EXERCISE PROMPT:
Whenever a line contains the string "causa", copy it out of the entries.

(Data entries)
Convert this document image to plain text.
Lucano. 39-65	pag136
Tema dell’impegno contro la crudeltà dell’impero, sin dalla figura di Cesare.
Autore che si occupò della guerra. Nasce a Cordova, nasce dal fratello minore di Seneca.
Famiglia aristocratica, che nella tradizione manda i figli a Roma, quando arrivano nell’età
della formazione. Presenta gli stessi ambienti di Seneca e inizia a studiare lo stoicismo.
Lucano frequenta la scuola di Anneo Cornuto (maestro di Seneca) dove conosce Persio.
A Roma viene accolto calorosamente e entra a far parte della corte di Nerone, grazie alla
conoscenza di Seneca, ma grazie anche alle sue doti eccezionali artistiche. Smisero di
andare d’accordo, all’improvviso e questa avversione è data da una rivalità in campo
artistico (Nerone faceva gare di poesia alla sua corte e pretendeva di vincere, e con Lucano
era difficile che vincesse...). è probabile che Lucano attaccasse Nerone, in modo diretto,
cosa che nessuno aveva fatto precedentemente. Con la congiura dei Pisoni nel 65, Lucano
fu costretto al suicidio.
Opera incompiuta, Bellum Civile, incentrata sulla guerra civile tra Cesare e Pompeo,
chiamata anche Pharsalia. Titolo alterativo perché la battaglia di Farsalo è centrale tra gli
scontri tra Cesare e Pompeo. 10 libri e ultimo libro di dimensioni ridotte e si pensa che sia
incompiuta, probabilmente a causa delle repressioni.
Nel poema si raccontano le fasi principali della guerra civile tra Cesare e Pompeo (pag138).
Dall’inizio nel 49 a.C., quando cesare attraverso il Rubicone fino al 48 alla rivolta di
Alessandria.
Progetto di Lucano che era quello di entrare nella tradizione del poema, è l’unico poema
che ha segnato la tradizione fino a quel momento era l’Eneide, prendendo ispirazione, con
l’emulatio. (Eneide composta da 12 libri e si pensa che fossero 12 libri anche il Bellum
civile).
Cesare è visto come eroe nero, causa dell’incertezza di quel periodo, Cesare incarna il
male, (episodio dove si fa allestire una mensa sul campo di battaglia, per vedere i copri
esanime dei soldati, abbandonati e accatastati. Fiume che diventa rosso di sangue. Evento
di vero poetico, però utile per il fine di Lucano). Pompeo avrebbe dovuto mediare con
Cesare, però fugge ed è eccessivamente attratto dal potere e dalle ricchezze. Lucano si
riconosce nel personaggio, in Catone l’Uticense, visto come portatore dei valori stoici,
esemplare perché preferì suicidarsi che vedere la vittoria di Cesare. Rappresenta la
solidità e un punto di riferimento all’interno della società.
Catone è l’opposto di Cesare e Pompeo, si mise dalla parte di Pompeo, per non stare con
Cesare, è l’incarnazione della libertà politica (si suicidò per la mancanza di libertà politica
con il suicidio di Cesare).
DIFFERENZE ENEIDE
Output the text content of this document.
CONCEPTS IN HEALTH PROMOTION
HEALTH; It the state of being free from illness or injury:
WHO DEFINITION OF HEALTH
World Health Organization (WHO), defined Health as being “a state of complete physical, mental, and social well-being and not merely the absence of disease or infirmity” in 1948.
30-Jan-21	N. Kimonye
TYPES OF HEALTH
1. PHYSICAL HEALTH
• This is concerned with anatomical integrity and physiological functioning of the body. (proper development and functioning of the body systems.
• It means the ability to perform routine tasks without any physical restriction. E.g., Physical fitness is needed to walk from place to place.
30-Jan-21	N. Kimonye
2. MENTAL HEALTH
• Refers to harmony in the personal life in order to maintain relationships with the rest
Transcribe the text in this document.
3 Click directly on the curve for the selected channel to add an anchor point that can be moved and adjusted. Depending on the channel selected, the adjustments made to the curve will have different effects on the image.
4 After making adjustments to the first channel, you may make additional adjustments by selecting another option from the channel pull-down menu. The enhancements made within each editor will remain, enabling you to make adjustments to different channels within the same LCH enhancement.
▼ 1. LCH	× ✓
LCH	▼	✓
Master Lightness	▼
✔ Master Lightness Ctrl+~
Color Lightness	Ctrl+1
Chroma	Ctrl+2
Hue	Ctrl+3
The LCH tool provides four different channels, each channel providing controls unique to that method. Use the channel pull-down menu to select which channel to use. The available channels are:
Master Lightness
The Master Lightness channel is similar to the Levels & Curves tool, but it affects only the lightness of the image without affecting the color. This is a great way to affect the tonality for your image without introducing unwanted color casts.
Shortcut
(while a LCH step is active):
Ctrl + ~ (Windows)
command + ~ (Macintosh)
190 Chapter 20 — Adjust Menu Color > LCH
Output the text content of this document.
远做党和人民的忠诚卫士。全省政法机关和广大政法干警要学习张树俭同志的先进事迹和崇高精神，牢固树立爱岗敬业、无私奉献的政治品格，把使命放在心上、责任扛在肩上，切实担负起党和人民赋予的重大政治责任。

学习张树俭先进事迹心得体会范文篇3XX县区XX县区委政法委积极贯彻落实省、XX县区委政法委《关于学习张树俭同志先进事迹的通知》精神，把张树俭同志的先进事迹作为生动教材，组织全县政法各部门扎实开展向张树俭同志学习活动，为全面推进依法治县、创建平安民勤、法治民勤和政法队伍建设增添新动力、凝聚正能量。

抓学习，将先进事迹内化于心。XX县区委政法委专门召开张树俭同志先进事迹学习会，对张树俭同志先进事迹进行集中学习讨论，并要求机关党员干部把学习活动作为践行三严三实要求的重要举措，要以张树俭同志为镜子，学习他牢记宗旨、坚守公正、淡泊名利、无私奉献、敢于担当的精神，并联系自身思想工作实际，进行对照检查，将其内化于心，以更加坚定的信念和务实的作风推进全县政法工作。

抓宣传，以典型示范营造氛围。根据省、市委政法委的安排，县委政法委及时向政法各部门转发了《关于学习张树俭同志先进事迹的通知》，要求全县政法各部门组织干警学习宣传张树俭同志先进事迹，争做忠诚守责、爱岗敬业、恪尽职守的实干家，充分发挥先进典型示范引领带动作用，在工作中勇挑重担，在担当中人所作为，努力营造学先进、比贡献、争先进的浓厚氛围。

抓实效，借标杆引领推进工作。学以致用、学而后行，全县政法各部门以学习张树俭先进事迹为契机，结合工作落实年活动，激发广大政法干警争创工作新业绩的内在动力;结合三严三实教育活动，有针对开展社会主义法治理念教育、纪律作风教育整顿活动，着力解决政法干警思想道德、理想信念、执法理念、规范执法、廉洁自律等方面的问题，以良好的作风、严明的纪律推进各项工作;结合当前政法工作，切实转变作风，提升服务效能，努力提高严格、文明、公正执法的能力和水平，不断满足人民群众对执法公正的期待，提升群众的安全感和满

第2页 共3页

FINISHED TASK:
incompiuta, probabilmente a causa delle repressioni.
Cesare è visto come eroe nero, causa dell’incertezza di quel periodo, Cesare incarna il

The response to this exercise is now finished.